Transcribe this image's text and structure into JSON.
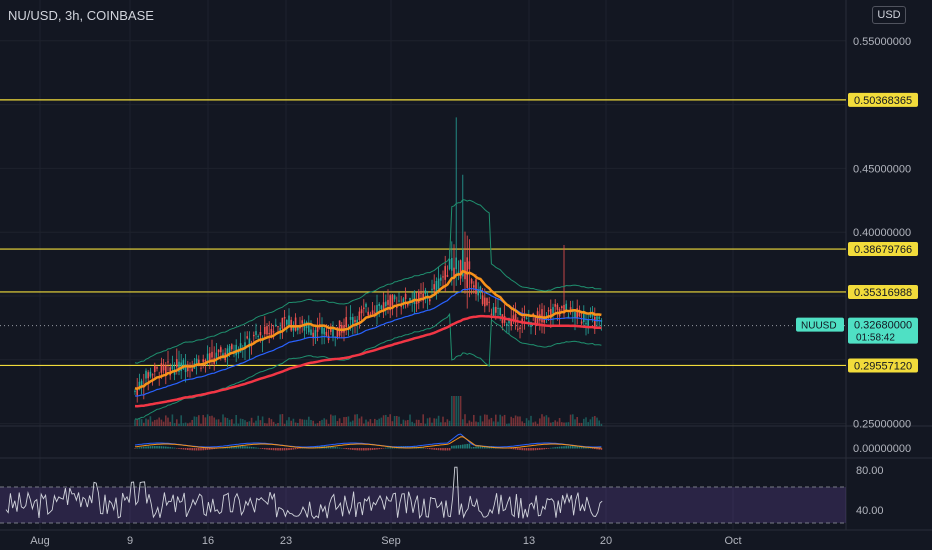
{
  "header": {
    "symbol_title": "NU/USD, 3h, COINBASE",
    "currency": "USD"
  },
  "colors": {
    "background": "#131722",
    "axis_text": "#b2b5be",
    "grid": "#1e222d",
    "level_line": "#f2dc3b",
    "candle_up": "#26a69a",
    "candle_down": "#ef5350",
    "ema_fast": "#f7931a",
    "ema_mid": "#2962ff",
    "ema_slow": "#f23645",
    "bb": "#1f8f6e",
    "rsi_line": "#d1d4dc",
    "rsi_band": "#7e57c2",
    "price_badge": "#4fe0c4",
    "level_badge": "#f2dc3b"
  },
  "main_axis": {
    "ticks": [
      "0.55000000",
      "0.50368365",
      "0.45000000",
      "0.40000000",
      "0.38679766",
      "0.35316988",
      "0.32680000",
      "0.29557120",
      "0.25000000"
    ],
    "ylim": [
      0.245,
      0.56
    ]
  },
  "levels": [
    {
      "value": 0.50368365,
      "label": "0.50368365"
    },
    {
      "value": 0.38679766,
      "label": "0.38679766"
    },
    {
      "value": 0.35316988,
      "label": "0.35316988"
    },
    {
      "value": 0.2955712,
      "label": "0.29557120"
    }
  ],
  "current_price": {
    "value": 0.3268,
    "label": "0.32680000",
    "countdown": "01:58:42",
    "symbol": "NUUSD"
  },
  "macd": {
    "zero_label": "0.00000000"
  },
  "rsi": {
    "ticks": [
      "80.00",
      "40.00"
    ],
    "upper": 70,
    "lower": 30
  },
  "x_axis": {
    "labels": [
      "Aug",
      "9",
      "16",
      "23",
      "Sep",
      "13",
      "20",
      "Oct"
    ]
  },
  "chart_data": {
    "type": "candlestick",
    "symbol": "NU/USD",
    "interval": "3h",
    "exchange": "COINBASE",
    "x_labels": [
      "Aug",
      "9",
      "16",
      "23",
      "Sep",
      "13",
      "20",
      "Oct"
    ],
    "series": [
      {
        "x": "9",
        "values": [
          0.25,
          0.3,
          0.26,
          0.27
        ]
      },
      {
        "x": "16",
        "values": [
          0.27,
          0.32,
          0.29,
          0.3
        ]
      },
      {
        "x": "23",
        "values": [
          0.3,
          0.36,
          0.32,
          0.33
        ]
      },
      {
        "x": "Sep",
        "values": [
          0.33,
          0.38,
          0.34,
          0.35
        ]
      },
      {
        "x": "Sep 6",
        "values": [
          0.34,
          0.48,
          0.33,
          0.38
        ]
      },
      {
        "x": "13",
        "values": [
          0.37,
          0.39,
          0.3,
          0.33
        ]
      },
      {
        "x": "20",
        "values": [
          0.31,
          0.39,
          0.31,
          0.3268
        ]
      }
    ]
  }
}
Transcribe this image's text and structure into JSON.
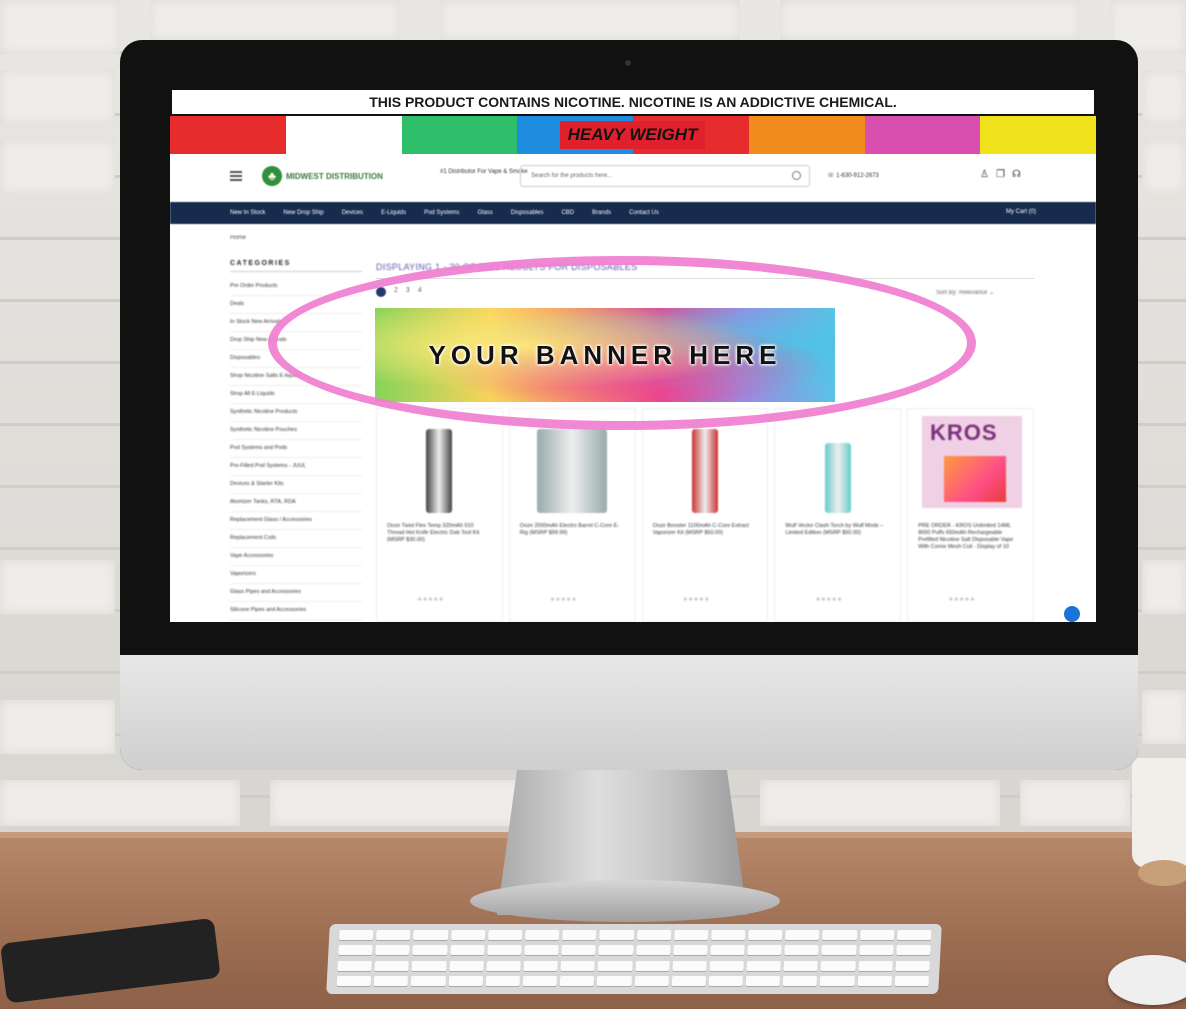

---*---

- SET TASK -
Output the lines above in full and exactly as given, omitting any pictures.

- RESULT -
Transcribe this image's text and structure into JSON.
{
  "header": {
    "symbol_title": "NU/USD, 3h, COINBASE",
    "currency": "USD"
  },
  "colors": {
    "background": "#131722",
    "axis_text": "#b2b5be",
    "grid": "#1e222d",
    "level_line": "#f2dc3b",
    "candle_up": "#26a69a",
    "candle_down": "#ef5350",
    "ema_fast": "#f7931a",
    "ema_mid": "#2962ff",
    "ema_slow": "#f23645",
    "bb": "#1f8f6e",
    "rsi_line": "#d1d4dc",
    "rsi_band": "#7e57c2",
    "price_badge": "#4fe0c4",
    "level_badge": "#f2dc3b"
  },
  "main_axis": {
    "ticks": [
      "0.55000000",
      "0.50368365",
      "0.45000000",
      "0.40000000",
      "0.38679766",
      "0.35316988",
      "0.32680000",
      "0.29557120",
      "0.25000000"
    ],
    "ylim": [
      0.245,
      0.56
    ]
  },
  "levels": [
    {
      "value": 0.50368365,
      "label": "0.50368365"
    },
    {
      "value": 0.38679766,
      "label": "0.38679766"
    },
    {
      "value": 0.35316988,
      "label": "0.35316988"
    },
    {
      "value": 0.2955712,
      "label": "0.29557120"
    }
  ],
  "current_price": {
    "value": 0.3268,
    "label": "0.32680000",
    "countdown": "01:58:42",
    "symbol": "NUUSD"
  },
  "macd": {
    "zero_label": "0.00000000"
  },
  "rsi": {
    "ticks": [
      "80.00",
      "40.00"
    ],
    "upper": 70,
    "lower": 30
  },
  "x_axis": {
    "labels": [
      "Aug",
      "9",
      "16",
      "23",
      "Sep",
      "13",
      "20",
      "Oct"
    ]
  },
  "chart_data": {
    "type": "candlestick",
    "symbol": "NU/USD",
    "interval": "3h",
    "exchange": "COINBASE",
    "x_labels": [
      "Aug",
      "9",
      "16",
      "23",
      "Sep",
      "13",
      "20",
      "Oct"
    ],
    "series": [
      {
        "x": "9",
        "values": [
          0.25,
          0.3,
          0.26,
          0.27
        ]
      },
      {
        "x": "16",
        "values": [
          0.27,
          0.32,
          0.29,
          0.3
        ]
      },
      {
        "x": "23",
        "values": [
          0.3,
          0.36,
          0.32,
          0.33
        ]
      },
      {
        "x": "Sep",
        "values": [
          0.33,
          0.38,
          0.34,
          0.35
        ]
      },
      {
        "x": "Sep 6",
        "values": [
          0.34,
          0.48,
          0.33,
          0.38
        ]
      },
      {
        "x": "13",
        "values": [
          0.37,
          0.39,
          0.3,
          0.33
        ]
      },
      {
        "x": "20",
        "values": [
          0.31,
          0.39,
          0.31,
          0.3268
        ]
      }
    ]
  }
}
Transcribe this image's text and structure into JSON.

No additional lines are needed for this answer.